Repeat the material verbatim and drop the pictures.

───── Given data ─────

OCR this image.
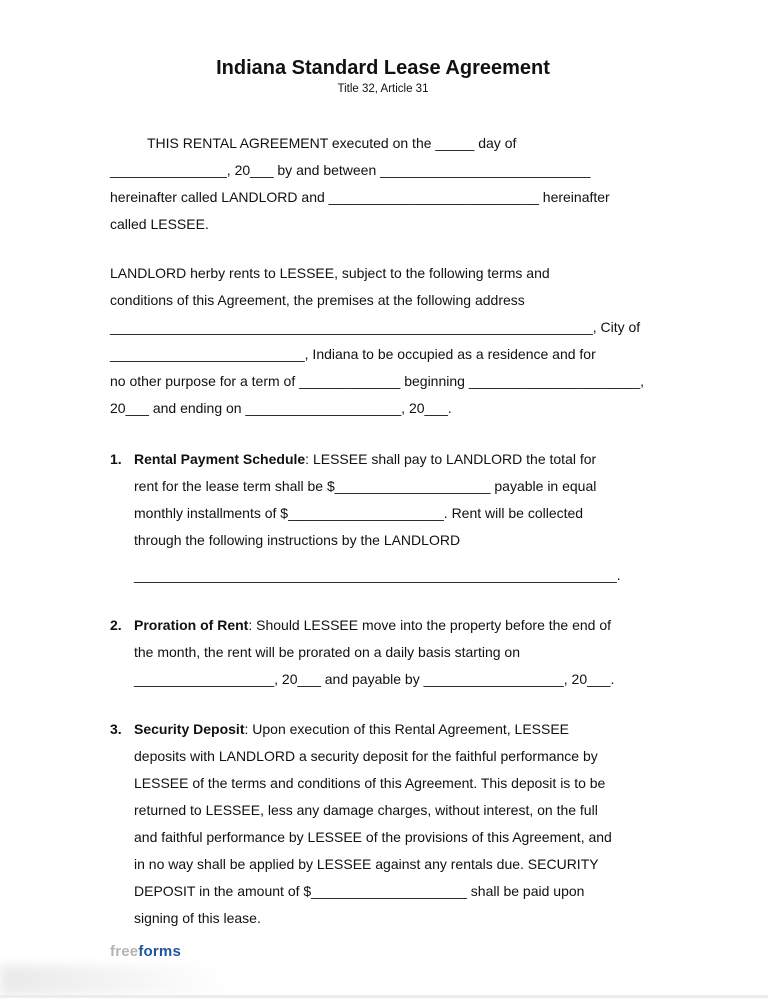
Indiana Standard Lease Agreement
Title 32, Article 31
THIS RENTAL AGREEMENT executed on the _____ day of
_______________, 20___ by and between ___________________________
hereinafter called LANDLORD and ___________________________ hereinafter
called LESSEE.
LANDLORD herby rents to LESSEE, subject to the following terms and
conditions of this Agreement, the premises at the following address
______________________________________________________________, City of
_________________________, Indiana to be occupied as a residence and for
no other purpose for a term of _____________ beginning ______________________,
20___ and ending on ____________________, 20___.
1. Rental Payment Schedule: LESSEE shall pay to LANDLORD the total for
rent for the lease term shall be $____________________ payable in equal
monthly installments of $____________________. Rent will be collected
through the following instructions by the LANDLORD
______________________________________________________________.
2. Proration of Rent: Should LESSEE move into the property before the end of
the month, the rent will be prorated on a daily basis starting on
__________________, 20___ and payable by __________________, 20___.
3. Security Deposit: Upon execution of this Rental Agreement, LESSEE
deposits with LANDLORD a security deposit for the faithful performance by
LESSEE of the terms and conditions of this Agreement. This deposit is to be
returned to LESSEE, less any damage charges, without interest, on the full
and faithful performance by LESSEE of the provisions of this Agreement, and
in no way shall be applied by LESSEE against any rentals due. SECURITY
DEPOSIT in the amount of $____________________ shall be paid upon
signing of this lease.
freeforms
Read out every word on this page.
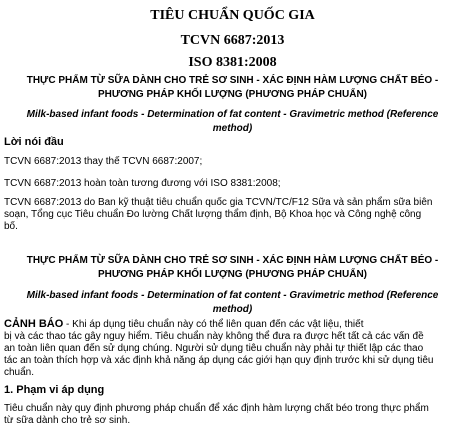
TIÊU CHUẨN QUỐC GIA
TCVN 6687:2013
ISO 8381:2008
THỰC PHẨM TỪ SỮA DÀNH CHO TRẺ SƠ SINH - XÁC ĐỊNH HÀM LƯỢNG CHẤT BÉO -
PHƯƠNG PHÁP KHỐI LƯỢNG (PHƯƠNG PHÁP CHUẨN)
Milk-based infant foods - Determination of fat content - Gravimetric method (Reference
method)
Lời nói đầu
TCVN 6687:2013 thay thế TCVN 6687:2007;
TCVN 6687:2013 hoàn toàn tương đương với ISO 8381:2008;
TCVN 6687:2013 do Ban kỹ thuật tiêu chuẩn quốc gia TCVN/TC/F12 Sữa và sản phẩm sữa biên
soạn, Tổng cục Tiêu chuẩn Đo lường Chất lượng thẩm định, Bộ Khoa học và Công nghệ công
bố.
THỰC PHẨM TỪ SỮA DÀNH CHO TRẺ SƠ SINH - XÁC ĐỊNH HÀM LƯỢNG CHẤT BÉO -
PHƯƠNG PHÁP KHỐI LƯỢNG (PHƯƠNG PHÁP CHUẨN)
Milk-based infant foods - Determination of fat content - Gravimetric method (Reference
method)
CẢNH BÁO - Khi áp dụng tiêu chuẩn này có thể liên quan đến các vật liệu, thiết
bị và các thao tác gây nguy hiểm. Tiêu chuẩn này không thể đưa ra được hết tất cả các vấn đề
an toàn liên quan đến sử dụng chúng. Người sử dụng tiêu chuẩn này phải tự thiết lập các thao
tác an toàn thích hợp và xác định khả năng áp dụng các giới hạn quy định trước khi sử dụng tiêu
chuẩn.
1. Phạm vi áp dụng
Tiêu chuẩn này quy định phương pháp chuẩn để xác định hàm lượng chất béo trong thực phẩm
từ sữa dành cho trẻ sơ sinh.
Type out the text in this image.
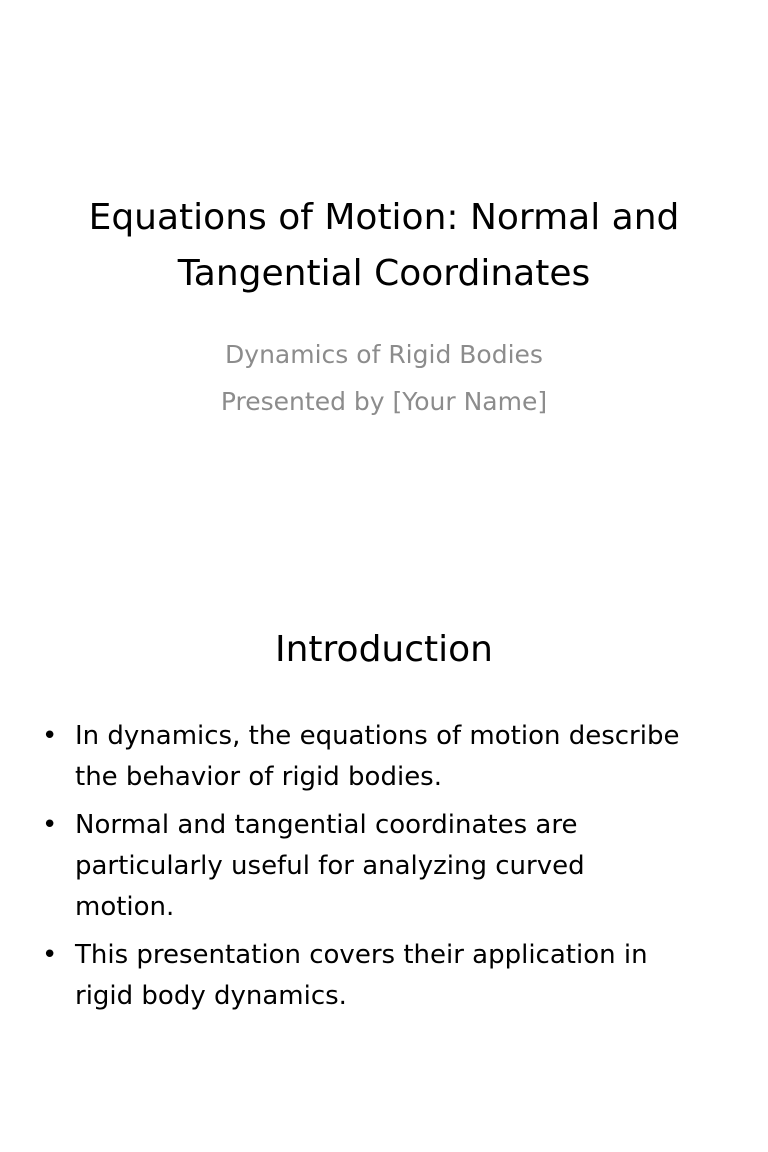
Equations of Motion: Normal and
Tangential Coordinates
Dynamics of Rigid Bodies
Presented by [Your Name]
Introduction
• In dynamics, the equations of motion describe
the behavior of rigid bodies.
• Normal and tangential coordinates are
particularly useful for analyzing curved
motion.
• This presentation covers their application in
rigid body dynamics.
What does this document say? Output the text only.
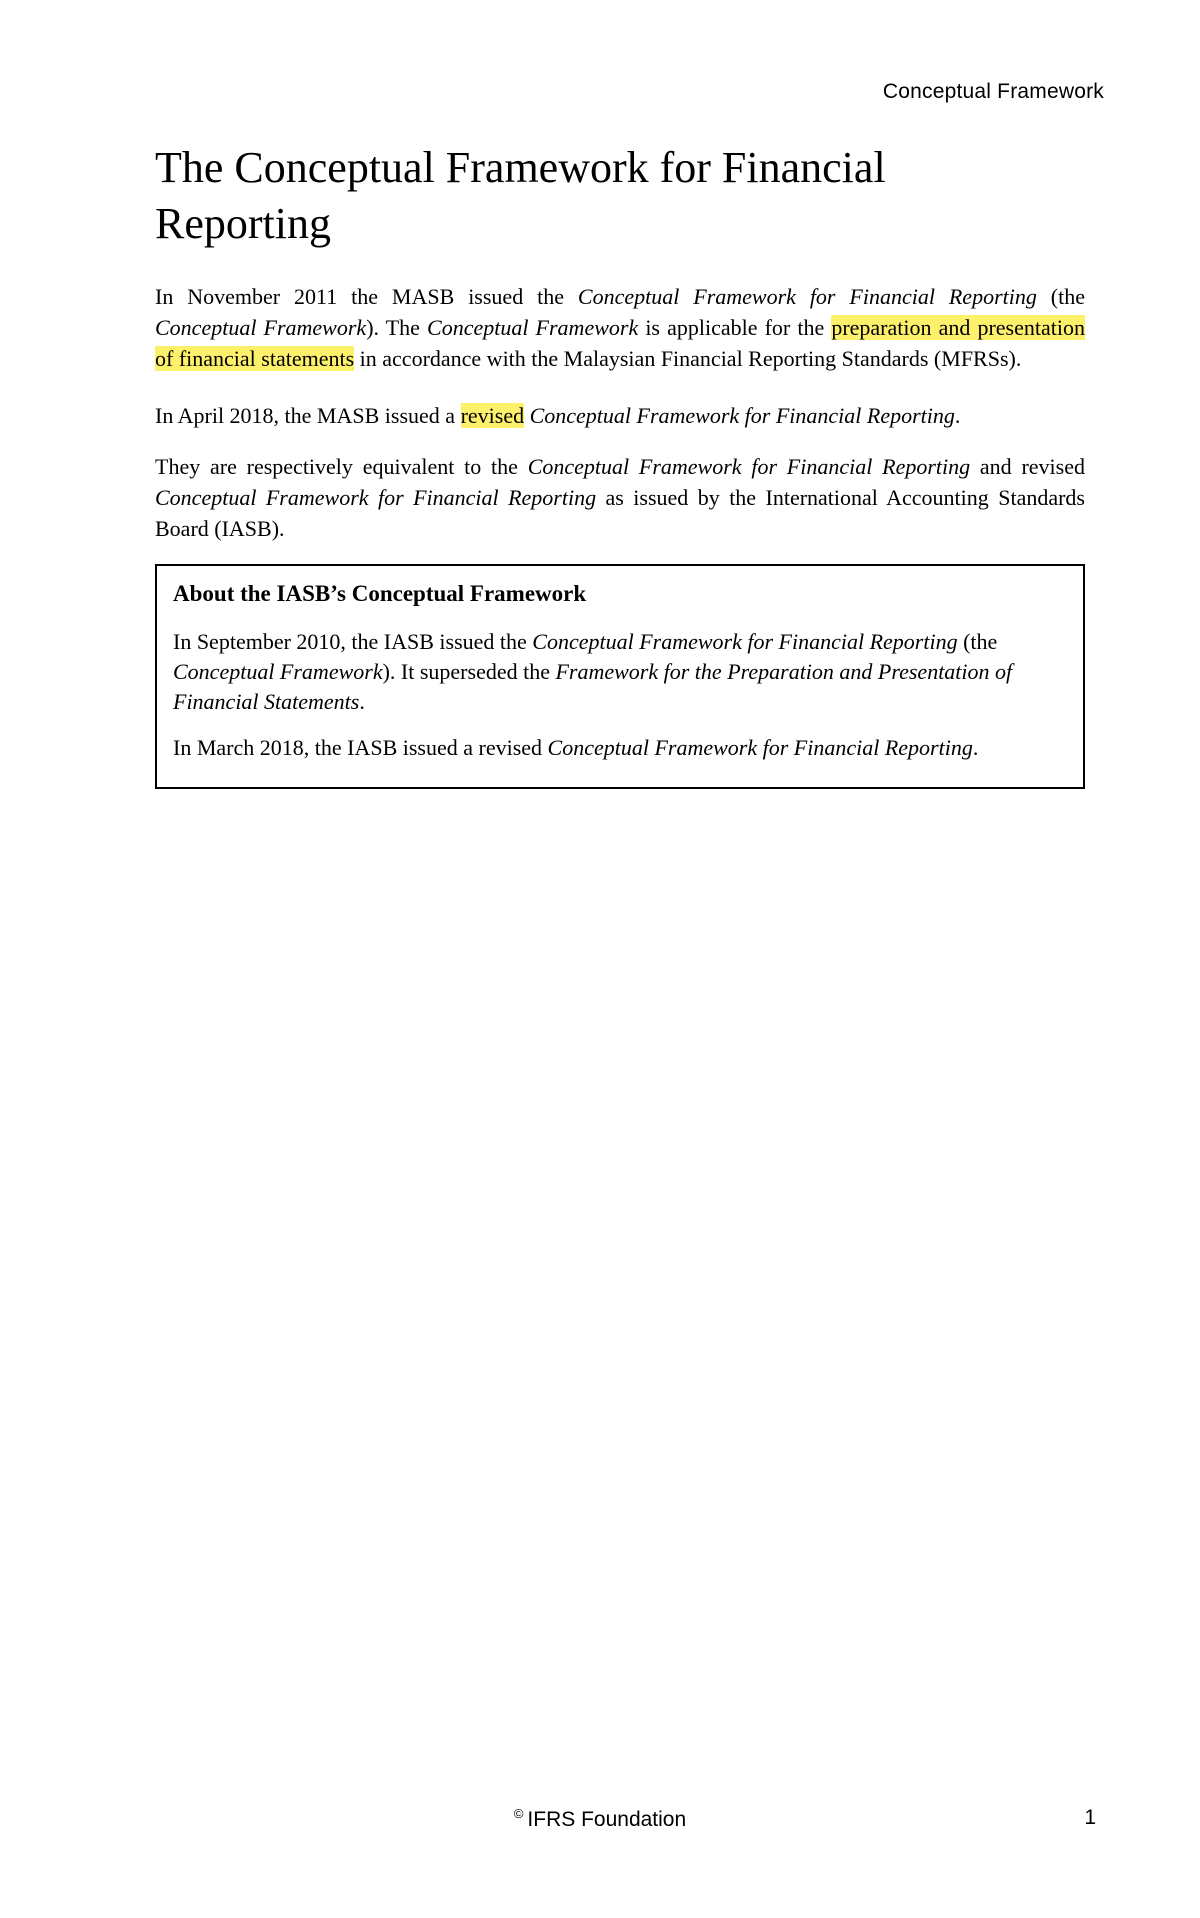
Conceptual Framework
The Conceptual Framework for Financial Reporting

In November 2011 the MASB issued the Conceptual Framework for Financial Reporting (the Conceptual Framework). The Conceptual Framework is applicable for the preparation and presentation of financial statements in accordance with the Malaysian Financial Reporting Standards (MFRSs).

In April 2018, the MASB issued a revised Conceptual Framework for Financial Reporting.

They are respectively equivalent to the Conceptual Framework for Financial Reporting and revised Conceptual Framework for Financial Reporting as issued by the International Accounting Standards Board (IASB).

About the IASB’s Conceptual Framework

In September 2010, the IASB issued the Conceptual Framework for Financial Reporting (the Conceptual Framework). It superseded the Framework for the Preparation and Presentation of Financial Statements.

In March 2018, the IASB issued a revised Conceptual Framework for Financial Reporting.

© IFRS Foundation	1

─────

▶ [Response to this task]
OCR this image.
Indiana Standard Lease Agreement
Title 32, Article 31
THIS RENTAL AGREEMENT executed on the _____ day of
_______________, 20___ by and between ___________________________
hereinafter called LANDLORD and ___________________________ hereinafter
called LESSEE.
LANDLORD herby rents to LESSEE, subject to the following terms and
conditions of this Agreement, the premises at the following address
______________________________________________________________, City of
_________________________, Indiana to be occupied as a residence and for
no other purpose for a term of _____________ beginning ______________________,
20___ and ending on ____________________, 20___.
1. Rental Payment Schedule: LESSEE shall pay to LANDLORD the total for
rent for the lease term shall be $____________________ payable in equal
monthly installments of $____________________. Rent will be collected
through the following instructions by the LANDLORD
______________________________________________________________.
2. Proration of Rent: Should LESSEE move into the property before the end of
the month, the rent will be prorated on a daily basis starting on
__________________, 20___ and payable by __________________, 20___.
3. Security Deposit: Upon execution of this Rental Agreement, LESSEE
deposits with LANDLORD a security deposit for the faithful performance by
LESSEE of the terms and conditions of this Agreement. This deposit is to be
returned to LESSEE, less any damage charges, without interest, on the full
and faithful performance by LESSEE of the provisions of this Agreement, and
in no way shall be applied by LESSEE against any rentals due. SECURITY
DEPOSIT in the amount of $____________________ shall be paid upon
signing of this lease.
freeforms
Read out every word on this page.
TIÊU CHUẨN QUỐC GIA
TCVN 6687:2013
ISO 8381:2008
THỰC PHẨM TỪ SỮA DÀNH CHO TRẺ SƠ SINH - XÁC ĐỊNH HÀM LƯỢNG CHẤT BÉO -
PHƯƠNG PHÁP KHỐI LƯỢNG (PHƯƠNG PHÁP CHUẨN)
Milk-based infant foods - Determination of fat content - Gravimetric method (Reference
method)
Lời nói đầu
TCVN 6687:2013 thay thế TCVN 6687:2007;
TCVN 6687:2013 hoàn toàn tương đương với ISO 8381:2008;
TCVN 6687:2013 do Ban kỹ thuật tiêu chuẩn quốc gia TCVN/TC/F12 Sữa và sản phẩm sữa biên
soạn, Tổng cục Tiêu chuẩn Đo lường Chất lượng thẩm định, Bộ Khoa học và Công nghệ công
bố.
THỰC PHẨM TỪ SỮA DÀNH CHO TRẺ SƠ SINH - XÁC ĐỊNH HÀM LƯỢNG CHẤT BÉO -
PHƯƠNG PHÁP KHỐI LƯỢNG (PHƯƠNG PHÁP CHUẨN)
Milk-based infant foods - Determination of fat content - Gravimetric method (Reference
method)
CẢNH BÁO - Khi áp dụng tiêu chuẩn này có thể liên quan đến các vật liệu, thiết
bị và các thao tác gây nguy hiểm. Tiêu chuẩn này không thể đưa ra được hết tất cả các vấn đề
an toàn liên quan đến sử dụng chúng. Người sử dụng tiêu chuẩn này phải tự thiết lập các thao
tác an toàn thích hợp và xác định khả năng áp dụng các giới hạn quy định trước khi sử dụng tiêu
chuẩn.
1. Phạm vi áp dụng
Tiêu chuẩn này quy định phương pháp chuẩn để xác định hàm lượng chất béo trong thực phẩm
từ sữa dành cho trẻ sơ sinh.
Type out the text in this image.
Equations of Motion: Normal and
Tangential Coordinates
Dynamics of Rigid Bodies
Presented by [Your Name]
Introduction
• In dynamics, the equations of motion describe
the behavior of rigid bodies.
• Normal and tangential coordinates are
particularly useful for analyzing curved
motion.
• This presentation covers their application in
rigid body dynamics.
What does this document say? Output the text only.
Conceptual Framework
The Conceptual Framework for Financial Reporting

In November 2011 the MASB issued the Conceptual Framework for Financial Reporting (the Conceptual Framework). The Conceptual Framework is applicable for the preparation and presentation of financial statements in accordance with the Malaysian Financial Reporting Standards (MFRSs).

In April 2018, the MASB issued a revised Conceptual Framework for Financial Reporting.

They are respectively equivalent to the Conceptual Framework for Financial Reporting and revised Conceptual Framework for Financial Reporting as issued by the International Accounting Standards Board (IASB).

About the IASB’s Conceptual Framework

In September 2010, the IASB issued the Conceptual Framework for Financial Reporting (the Conceptual Framework). It superseded the Framework for the Preparation and Presentation of Financial Statements.

In March 2018, the IASB issued a revised Conceptual Framework for Financial Reporting.

© IFRS Foundation	1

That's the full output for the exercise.